-- GIVEN RECORDS start --

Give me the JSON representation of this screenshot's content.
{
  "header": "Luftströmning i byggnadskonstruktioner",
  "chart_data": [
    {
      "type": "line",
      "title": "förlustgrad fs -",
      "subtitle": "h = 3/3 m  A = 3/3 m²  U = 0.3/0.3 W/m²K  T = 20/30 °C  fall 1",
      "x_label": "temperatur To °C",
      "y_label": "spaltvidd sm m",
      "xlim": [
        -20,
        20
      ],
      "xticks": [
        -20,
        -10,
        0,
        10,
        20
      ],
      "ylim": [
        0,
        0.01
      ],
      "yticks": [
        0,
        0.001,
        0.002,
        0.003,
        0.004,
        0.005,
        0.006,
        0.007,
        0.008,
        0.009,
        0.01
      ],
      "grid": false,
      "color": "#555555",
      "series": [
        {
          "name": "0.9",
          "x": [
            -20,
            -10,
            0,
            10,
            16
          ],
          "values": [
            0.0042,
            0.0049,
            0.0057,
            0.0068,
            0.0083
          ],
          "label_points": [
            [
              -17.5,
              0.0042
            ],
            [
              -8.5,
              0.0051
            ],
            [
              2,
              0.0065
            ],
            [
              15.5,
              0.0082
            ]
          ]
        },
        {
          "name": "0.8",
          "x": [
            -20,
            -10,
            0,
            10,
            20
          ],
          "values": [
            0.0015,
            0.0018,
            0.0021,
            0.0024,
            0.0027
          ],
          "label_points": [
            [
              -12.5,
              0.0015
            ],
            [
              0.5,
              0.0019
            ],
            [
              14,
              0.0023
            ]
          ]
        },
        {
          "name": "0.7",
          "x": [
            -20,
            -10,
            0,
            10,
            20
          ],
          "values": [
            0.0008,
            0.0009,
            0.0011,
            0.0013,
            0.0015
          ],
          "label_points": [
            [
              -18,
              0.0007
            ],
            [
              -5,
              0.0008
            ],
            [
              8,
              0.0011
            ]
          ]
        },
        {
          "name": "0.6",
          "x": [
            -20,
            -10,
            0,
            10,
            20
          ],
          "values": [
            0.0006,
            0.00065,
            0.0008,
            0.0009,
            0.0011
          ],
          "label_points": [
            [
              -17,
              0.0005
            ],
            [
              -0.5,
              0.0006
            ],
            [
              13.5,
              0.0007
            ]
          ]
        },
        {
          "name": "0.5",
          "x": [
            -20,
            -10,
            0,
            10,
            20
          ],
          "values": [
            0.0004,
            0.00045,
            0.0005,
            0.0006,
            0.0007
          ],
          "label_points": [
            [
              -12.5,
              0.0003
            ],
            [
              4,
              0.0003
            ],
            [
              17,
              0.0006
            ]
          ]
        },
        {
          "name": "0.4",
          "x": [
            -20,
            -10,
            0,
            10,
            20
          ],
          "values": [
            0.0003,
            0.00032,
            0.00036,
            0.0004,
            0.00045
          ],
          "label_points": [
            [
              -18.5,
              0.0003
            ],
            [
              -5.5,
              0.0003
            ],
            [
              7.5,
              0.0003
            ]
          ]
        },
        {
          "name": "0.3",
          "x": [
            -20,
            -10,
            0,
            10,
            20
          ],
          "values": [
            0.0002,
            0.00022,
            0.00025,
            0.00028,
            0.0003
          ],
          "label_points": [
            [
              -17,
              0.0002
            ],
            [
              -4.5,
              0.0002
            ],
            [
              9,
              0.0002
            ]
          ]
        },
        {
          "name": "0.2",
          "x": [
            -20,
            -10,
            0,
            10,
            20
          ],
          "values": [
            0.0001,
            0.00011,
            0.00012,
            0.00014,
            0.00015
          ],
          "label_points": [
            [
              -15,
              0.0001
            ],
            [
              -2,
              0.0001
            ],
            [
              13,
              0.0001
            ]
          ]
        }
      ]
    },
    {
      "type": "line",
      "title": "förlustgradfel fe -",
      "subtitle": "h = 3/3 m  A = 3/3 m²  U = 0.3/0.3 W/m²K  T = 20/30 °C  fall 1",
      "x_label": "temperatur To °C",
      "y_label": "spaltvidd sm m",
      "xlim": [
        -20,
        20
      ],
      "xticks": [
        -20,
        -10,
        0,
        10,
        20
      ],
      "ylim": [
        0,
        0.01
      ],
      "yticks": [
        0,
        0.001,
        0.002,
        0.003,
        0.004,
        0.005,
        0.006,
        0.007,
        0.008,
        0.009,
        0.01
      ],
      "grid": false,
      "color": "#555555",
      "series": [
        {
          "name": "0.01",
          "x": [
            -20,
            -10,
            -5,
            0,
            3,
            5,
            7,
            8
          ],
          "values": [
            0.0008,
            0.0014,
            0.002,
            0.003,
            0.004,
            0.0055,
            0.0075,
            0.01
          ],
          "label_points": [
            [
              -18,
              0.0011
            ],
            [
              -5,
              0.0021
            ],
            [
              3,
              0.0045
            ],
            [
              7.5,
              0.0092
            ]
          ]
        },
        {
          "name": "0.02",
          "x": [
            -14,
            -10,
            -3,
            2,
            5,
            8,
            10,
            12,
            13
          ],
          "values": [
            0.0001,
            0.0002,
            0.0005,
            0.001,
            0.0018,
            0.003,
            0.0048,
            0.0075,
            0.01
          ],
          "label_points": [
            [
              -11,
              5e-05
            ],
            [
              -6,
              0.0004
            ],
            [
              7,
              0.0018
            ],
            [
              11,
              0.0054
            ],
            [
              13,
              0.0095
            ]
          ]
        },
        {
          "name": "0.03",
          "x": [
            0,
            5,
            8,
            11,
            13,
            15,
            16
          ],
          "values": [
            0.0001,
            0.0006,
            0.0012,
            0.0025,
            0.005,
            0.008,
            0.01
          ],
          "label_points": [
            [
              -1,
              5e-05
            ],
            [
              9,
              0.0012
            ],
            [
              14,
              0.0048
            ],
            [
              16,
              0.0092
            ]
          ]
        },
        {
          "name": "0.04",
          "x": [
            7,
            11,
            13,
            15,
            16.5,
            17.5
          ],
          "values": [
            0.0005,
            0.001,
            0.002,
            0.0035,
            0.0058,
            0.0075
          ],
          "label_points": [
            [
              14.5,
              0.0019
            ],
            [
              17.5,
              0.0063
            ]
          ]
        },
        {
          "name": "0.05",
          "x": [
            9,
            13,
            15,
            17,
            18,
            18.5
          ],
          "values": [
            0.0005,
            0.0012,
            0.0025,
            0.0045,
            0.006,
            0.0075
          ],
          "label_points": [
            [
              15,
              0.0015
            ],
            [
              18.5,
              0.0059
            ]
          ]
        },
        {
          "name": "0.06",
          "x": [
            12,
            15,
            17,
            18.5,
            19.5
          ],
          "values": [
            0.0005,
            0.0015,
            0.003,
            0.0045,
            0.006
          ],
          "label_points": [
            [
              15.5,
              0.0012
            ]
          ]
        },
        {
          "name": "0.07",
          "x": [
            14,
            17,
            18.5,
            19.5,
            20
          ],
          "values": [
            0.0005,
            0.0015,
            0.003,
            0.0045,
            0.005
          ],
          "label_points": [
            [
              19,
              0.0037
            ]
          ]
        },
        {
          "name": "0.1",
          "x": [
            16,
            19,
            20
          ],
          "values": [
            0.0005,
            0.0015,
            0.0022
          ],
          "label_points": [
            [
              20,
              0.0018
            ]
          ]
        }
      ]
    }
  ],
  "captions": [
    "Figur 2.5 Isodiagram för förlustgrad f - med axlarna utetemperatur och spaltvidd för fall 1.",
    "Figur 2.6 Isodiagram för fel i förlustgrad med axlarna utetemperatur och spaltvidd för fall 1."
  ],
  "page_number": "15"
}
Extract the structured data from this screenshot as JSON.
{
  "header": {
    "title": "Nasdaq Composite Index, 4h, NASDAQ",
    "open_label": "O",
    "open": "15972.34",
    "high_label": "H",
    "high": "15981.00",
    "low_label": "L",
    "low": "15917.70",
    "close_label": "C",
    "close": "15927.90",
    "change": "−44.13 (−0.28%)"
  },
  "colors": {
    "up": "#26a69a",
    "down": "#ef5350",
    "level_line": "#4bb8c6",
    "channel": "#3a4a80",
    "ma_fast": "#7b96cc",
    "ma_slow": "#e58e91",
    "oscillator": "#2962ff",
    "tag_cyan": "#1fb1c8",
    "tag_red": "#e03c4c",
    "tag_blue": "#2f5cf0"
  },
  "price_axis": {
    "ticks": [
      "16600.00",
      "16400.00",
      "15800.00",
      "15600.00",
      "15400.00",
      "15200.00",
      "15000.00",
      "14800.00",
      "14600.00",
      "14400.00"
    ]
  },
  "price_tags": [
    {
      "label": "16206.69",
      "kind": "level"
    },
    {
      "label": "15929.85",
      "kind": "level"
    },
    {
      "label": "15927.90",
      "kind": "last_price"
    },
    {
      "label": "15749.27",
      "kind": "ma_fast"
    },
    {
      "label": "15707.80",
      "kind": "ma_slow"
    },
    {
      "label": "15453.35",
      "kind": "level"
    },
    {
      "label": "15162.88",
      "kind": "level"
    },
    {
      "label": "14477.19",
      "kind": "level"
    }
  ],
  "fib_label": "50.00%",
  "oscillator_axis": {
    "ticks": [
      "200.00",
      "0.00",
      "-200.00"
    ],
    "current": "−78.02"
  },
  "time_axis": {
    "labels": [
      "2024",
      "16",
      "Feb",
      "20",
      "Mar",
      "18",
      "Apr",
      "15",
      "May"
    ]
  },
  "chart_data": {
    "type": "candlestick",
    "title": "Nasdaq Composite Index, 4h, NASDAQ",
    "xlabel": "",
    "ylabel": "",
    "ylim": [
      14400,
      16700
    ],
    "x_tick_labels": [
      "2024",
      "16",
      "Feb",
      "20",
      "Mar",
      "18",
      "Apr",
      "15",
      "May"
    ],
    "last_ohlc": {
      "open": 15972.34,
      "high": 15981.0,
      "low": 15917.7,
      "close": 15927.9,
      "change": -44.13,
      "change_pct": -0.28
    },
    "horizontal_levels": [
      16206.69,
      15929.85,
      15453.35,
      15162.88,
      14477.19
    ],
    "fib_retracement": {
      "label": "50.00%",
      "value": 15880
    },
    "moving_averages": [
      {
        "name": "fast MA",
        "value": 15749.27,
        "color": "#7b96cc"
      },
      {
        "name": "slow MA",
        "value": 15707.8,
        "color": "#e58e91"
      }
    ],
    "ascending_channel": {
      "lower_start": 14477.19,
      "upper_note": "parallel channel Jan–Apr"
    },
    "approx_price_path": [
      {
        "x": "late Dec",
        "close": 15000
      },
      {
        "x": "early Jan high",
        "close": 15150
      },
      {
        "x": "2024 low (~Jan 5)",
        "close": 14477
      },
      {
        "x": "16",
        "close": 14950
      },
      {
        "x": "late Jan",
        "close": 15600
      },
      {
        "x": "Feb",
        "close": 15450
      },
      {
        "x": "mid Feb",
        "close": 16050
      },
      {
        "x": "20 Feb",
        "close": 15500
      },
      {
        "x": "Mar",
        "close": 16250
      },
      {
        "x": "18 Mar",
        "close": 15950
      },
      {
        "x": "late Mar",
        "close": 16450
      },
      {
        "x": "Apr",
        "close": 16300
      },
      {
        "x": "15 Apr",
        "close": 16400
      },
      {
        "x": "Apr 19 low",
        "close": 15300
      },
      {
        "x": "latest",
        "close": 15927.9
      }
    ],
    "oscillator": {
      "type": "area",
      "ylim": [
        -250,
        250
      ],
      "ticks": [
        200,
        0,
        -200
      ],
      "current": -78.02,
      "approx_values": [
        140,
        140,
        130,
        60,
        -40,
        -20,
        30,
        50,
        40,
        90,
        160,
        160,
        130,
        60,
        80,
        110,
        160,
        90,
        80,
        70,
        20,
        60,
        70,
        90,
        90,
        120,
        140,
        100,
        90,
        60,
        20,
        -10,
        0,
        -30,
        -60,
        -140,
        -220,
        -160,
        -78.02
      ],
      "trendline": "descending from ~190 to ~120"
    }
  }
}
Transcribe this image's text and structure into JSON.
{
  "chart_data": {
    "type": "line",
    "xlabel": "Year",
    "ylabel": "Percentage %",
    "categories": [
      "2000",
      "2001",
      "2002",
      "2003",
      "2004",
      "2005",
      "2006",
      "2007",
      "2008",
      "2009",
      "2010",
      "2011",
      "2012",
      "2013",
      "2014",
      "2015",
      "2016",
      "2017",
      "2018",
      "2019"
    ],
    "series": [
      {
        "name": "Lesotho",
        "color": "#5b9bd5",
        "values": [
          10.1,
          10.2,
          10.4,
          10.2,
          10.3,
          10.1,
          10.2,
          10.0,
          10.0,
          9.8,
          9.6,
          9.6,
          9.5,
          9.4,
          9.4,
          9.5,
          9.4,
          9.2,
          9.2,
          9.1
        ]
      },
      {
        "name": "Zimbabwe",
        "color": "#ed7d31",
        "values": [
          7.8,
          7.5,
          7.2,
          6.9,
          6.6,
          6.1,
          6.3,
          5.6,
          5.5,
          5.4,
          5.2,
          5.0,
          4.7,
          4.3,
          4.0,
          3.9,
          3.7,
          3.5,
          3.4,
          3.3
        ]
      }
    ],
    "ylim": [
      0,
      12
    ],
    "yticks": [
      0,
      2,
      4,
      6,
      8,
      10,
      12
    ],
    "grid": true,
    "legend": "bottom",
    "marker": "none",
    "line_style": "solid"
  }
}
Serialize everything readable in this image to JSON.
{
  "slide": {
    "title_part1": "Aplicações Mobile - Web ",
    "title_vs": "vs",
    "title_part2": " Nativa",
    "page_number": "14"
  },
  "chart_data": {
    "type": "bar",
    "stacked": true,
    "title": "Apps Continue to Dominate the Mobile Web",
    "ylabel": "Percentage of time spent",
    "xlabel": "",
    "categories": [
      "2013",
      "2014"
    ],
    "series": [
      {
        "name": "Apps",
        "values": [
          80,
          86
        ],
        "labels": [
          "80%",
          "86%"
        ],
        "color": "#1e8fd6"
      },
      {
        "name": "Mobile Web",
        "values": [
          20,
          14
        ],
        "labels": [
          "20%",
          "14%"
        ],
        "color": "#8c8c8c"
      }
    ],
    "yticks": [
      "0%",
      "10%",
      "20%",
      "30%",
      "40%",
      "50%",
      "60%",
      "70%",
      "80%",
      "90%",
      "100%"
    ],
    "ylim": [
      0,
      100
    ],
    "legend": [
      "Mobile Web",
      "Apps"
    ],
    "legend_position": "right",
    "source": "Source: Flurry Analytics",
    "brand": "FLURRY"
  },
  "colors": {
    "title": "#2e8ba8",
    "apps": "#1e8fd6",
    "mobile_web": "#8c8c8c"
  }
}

-- GIVEN RECORDS end --

WHAT THE TASK REQUIRES:
From the entries above, copy every line containing the word "screenshot".

COMPLETE OUTPUT:
Give me the JSON representation of this screenshot's content.
Extract the structured data from this screenshot as JSON.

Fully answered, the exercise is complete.